§ **Available data**
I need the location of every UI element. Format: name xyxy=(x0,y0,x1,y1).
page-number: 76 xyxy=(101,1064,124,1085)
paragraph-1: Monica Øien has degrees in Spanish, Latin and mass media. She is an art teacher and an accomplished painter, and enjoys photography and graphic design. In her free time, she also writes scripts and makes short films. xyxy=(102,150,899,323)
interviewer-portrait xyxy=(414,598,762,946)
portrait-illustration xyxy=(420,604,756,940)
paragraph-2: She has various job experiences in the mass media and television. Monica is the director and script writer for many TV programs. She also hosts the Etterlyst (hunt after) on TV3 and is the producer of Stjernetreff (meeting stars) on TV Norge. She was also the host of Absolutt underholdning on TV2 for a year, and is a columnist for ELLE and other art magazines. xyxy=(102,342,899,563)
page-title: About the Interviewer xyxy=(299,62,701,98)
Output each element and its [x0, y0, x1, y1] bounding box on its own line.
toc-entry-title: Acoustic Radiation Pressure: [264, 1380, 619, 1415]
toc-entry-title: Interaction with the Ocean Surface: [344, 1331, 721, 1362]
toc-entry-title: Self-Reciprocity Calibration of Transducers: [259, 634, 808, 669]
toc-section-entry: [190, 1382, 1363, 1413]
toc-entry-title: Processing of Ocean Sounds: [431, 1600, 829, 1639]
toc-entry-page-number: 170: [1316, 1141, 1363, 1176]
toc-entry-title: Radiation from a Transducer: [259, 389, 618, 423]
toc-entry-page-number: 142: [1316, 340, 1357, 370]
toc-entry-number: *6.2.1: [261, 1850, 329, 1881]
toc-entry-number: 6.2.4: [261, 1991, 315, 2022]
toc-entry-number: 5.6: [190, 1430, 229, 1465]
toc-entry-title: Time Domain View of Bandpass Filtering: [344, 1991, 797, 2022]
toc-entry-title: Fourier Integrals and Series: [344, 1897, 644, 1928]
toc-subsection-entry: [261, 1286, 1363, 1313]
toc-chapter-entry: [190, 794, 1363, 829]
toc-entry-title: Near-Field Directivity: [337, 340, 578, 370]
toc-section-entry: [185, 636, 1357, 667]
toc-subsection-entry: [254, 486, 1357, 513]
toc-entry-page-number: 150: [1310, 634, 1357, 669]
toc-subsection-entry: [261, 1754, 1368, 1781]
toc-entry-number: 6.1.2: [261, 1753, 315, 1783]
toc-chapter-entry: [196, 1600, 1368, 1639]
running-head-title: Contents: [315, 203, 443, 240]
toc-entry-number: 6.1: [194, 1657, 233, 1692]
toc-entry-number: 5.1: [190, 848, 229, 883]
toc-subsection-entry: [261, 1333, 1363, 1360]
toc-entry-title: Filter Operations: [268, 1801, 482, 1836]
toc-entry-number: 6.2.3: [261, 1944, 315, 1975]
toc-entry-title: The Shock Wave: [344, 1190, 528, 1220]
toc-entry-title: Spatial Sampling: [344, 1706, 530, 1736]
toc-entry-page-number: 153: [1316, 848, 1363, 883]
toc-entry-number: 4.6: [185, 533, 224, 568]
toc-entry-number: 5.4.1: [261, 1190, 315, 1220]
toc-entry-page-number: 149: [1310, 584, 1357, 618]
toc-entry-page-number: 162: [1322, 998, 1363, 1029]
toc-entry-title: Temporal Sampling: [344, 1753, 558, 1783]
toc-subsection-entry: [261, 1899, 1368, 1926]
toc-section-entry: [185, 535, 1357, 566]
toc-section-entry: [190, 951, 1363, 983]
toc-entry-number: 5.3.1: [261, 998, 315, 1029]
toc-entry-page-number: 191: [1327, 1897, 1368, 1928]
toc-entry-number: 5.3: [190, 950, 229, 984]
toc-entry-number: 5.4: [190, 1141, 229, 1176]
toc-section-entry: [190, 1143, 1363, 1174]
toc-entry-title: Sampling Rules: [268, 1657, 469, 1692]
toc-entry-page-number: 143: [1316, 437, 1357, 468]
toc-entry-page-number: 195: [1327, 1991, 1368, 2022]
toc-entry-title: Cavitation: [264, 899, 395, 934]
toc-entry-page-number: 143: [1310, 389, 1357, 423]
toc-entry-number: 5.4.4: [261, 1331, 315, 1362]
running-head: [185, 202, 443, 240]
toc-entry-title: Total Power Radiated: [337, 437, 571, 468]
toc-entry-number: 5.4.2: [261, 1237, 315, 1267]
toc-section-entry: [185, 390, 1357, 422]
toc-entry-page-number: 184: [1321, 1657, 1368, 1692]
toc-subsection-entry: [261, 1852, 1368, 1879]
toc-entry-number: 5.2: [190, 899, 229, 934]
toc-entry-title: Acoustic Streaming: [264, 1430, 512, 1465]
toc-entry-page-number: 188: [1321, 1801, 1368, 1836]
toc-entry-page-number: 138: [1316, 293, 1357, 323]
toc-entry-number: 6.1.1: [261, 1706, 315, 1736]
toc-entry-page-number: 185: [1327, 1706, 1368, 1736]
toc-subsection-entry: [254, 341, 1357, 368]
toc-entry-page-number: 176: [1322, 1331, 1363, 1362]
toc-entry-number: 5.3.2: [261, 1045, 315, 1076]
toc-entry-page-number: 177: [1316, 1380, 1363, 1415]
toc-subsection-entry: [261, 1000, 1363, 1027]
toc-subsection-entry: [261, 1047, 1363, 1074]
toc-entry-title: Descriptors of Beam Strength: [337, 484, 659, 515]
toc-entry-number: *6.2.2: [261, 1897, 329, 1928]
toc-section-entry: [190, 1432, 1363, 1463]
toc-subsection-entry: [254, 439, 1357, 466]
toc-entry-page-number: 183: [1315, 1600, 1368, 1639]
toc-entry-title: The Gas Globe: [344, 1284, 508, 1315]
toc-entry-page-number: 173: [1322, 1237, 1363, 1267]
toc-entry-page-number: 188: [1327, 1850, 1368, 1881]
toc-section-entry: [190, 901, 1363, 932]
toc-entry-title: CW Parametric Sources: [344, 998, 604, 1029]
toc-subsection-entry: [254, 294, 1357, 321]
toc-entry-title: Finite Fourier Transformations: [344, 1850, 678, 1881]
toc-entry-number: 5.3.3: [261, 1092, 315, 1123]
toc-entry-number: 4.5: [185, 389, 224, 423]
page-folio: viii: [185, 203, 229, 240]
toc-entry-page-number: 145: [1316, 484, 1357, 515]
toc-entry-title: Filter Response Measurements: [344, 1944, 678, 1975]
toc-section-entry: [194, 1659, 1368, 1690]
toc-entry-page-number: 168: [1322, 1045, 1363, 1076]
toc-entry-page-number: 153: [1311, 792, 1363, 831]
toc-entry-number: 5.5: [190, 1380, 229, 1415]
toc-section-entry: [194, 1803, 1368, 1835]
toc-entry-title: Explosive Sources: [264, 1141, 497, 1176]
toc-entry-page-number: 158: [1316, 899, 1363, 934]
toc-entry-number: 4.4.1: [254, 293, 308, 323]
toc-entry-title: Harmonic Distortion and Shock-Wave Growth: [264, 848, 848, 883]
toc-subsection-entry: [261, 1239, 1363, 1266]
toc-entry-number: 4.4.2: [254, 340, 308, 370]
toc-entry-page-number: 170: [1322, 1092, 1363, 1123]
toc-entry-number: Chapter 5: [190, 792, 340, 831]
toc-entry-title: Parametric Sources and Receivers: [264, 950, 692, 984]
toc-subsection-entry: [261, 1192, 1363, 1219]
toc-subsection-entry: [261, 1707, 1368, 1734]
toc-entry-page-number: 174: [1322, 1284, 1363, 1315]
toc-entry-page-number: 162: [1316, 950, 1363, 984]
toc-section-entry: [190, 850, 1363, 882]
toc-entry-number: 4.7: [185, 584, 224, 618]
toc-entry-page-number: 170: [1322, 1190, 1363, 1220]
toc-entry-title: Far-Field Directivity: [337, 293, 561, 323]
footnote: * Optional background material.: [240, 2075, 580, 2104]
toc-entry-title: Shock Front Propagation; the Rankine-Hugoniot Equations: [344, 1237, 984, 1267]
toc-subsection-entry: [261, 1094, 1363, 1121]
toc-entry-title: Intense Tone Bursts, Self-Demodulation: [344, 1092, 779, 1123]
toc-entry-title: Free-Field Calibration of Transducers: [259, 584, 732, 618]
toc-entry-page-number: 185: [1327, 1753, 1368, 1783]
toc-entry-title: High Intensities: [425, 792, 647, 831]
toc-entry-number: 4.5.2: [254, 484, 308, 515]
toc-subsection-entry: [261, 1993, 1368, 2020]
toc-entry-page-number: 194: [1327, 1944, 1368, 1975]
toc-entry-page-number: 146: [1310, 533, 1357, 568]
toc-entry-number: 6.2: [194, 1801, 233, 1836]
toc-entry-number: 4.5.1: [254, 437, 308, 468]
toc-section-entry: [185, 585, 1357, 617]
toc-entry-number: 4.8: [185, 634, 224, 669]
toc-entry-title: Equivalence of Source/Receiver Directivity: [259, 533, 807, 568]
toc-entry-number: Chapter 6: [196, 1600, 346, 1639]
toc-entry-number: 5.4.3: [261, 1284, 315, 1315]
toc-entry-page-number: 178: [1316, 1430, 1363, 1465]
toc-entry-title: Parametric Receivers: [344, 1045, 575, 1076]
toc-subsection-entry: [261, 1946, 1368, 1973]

§ **Stated exercise**
Gather every line from the records above that contains the string "Radiation". Case counts.

§ **Complete output**
toc-entry-title: Acoustic Radiation Pressure: [264, 1380, 619, 1415]
toc-entry-title: Radiation from a Transducer: [259, 389, 618, 423]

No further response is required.